Would you write out the entries below, every one of them, exactly?

Start EXTRACTED MATERIAL

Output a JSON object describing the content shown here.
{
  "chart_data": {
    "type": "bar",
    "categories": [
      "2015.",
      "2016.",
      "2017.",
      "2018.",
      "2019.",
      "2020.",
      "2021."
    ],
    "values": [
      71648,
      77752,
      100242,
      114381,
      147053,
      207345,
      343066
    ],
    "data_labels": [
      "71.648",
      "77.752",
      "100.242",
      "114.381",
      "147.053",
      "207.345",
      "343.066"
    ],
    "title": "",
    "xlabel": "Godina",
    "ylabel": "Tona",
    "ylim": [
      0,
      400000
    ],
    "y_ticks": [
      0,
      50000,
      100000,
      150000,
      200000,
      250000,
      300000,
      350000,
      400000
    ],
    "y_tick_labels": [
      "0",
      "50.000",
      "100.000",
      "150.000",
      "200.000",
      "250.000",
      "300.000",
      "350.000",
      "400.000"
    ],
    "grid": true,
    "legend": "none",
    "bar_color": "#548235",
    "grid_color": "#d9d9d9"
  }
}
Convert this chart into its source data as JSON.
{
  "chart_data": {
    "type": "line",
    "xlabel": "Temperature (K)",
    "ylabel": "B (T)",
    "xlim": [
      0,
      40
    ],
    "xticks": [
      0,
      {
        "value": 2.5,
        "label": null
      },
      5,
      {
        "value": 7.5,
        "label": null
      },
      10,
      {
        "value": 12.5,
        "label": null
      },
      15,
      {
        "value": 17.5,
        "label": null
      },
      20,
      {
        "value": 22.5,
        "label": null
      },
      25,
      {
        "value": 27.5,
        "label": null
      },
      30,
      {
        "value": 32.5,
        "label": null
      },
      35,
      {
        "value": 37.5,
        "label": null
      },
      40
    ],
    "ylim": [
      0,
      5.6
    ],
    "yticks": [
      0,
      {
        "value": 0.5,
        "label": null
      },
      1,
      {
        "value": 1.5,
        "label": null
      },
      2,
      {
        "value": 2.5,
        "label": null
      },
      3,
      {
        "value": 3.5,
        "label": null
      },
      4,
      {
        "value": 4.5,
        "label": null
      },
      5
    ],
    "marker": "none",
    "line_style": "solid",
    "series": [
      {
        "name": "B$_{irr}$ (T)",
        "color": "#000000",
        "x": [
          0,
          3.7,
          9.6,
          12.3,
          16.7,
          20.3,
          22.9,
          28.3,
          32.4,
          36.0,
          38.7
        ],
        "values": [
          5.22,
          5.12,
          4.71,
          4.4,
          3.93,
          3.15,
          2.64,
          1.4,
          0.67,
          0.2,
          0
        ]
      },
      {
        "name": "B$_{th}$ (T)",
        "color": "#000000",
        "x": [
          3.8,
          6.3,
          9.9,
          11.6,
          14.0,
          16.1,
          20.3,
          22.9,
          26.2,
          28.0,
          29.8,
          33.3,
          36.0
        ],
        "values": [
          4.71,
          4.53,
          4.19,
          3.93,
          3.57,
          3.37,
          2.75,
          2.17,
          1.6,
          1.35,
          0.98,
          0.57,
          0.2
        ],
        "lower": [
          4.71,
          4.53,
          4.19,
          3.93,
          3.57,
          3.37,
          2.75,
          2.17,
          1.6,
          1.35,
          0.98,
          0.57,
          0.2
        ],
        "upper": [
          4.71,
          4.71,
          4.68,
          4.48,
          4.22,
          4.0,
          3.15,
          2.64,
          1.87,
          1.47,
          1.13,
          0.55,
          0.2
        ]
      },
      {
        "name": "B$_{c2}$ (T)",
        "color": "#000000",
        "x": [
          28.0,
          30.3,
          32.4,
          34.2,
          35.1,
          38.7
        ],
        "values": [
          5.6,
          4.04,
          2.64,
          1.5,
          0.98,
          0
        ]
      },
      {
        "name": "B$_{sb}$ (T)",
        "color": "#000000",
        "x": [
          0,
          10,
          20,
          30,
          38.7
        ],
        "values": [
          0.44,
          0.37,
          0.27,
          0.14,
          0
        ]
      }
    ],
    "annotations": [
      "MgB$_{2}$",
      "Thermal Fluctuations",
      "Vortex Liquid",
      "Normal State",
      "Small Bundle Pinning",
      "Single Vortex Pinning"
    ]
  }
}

End EXTRACTED MATERIAL

WRITTEN RESPONSE:
Output a JSON object describing the content shown here.
{
  "chart_data": {
    "type": "bar",
    "categories": [
      "2015.",
      "2016.",
      "2017.",
      "2018.",
      "2019.",
      "2020.",
      "2021."
    ],
    "values": [
      71648,
      77752,
      100242,
      114381,
      147053,
      207345,
      343066
    ],
    "data_labels": [
      "71.648",
      "77.752",
      "100.242",
      "114.381",
      "147.053",
      "207.345",
      "343.066"
    ],
    "title": "",
    "xlabel": "Godina",
    "ylabel": "Tona",
    "ylim": [
      0,
      400000
    ],
    "y_ticks": [
      0,
      50000,
      100000,
      150000,
      200000,
      250000,
      300000,
      350000,
      400000
    ],
    "y_tick_labels": [
      "0",
      "50.000",
      "100.000",
      "150.000",
      "200.000",
      "250.000",
      "300.000",
      "350.000",
      "400.000"
    ],
    "grid": true,
    "legend": "none",
    "bar_color": "#548235",
    "grid_color": "#d9d9d9"
  }
}
Convert this chart into its source data as JSON.
{
  "chart_data": {
    "type": "line",
    "xlabel": "Temperature (K)",
    "ylabel": "B (T)",
    "xlim": [
      0,
      40
    ],
    "xticks": [
      0,
      {
        "value": 2.5,
        "label": null
      },
      5,
      {
        "value": 7.5,
        "label": null
      },
      10,
      {
        "value": 12.5,
        "label": null
      },
      15,
      {
        "value": 17.5,
        "label": null
      },
      20,
      {
        "value": 22.5,
        "label": null
      },
      25,
      {
        "value": 27.5,
        "label": null
      },
      30,
      {
        "value": 32.5,
        "label": null
      },
      35,
      {
        "value": 37.5,
        "label": null
      },
      40
    ],
    "ylim": [
      0,
      5.6
    ],
    "yticks": [
      0,
      {
        "value": 0.5,
        "label": null
      },
      1,
      {
        "value": 1.5,
        "label": null
      },
      2,
      {
        "value": 2.5,
        "label": null
      },
      3,
      {
        "value": 3.5,
        "label": null
      },
      4,
      {
        "value": 4.5,
        "label": null
      },
      5
    ],
    "marker": "none",
    "line_style": "solid",
    "series": [
      {
        "name": "B$_{irr}$ (T)",
        "color": "#000000",
        "x": [
          0,
          3.7,
          9.6,
          12.3,
          16.7,
          20.3,
          22.9,
          28.3,
          32.4,
          36.0,
          38.7
        ],
        "values": [
          5.22,
          5.12,
          4.71,
          4.4,
          3.93,
          3.15,
          2.64,
          1.4,
          0.67,
          0.2,
          0
        ]
      },
      {
        "name": "B$_{th}$ (T)",
        "color": "#000000",
        "x": [
          3.8,
          6.3,
          9.9,
          11.6,
          14.0,
          16.1,
          20.3,
          22.9,
          26.2,
          28.0,
          29.8,
          33.3,
          36.0
        ],
        "values": [
          4.71,
          4.53,
          4.19,
          3.93,
          3.57,
          3.37,
          2.75,
          2.17,
          1.6,
          1.35,
          0.98,
          0.57,
          0.2
        ],
        "lower": [
          4.71,
          4.53,
          4.19,
          3.93,
          3.57,
          3.37,
          2.75,
          2.17,
          1.6,
          1.35,
          0.98,
          0.57,
          0.2
        ],
        "upper": [
          4.71,
          4.71,
          4.68,
          4.48,
          4.22,
          4.0,
          3.15,
          2.64,
          1.87,
          1.47,
          1.13,
          0.55,
          0.2
        ]
      },
      {
        "name": "B$_{c2}$ (T)",
        "color": "#000000",
        "x": [
          28.0,
          30.3,
          32.4,
          34.2,
          35.1,
          38.7
        ],
        "values": [
          5.6,
          4.04,
          2.64,
          1.5,
          0.98,
          0
        ]
      },
      {
        "name": "B$_{sb}$ (T)",
        "color": "#000000",
        "x": [
          0,
          10,
          20,
          30,
          38.7
        ],
        "values": [
          0.44,
          0.37,
          0.27,
          0.14,
          0
        ]
      }
    ],
    "annotations": [
      "MgB$_{2}$",
      "Thermal Fluctuations",
      "Vortex Liquid",
      "Normal State",
      "Small Bundle Pinning",
      "Single Vortex Pinning"
    ]
  }
}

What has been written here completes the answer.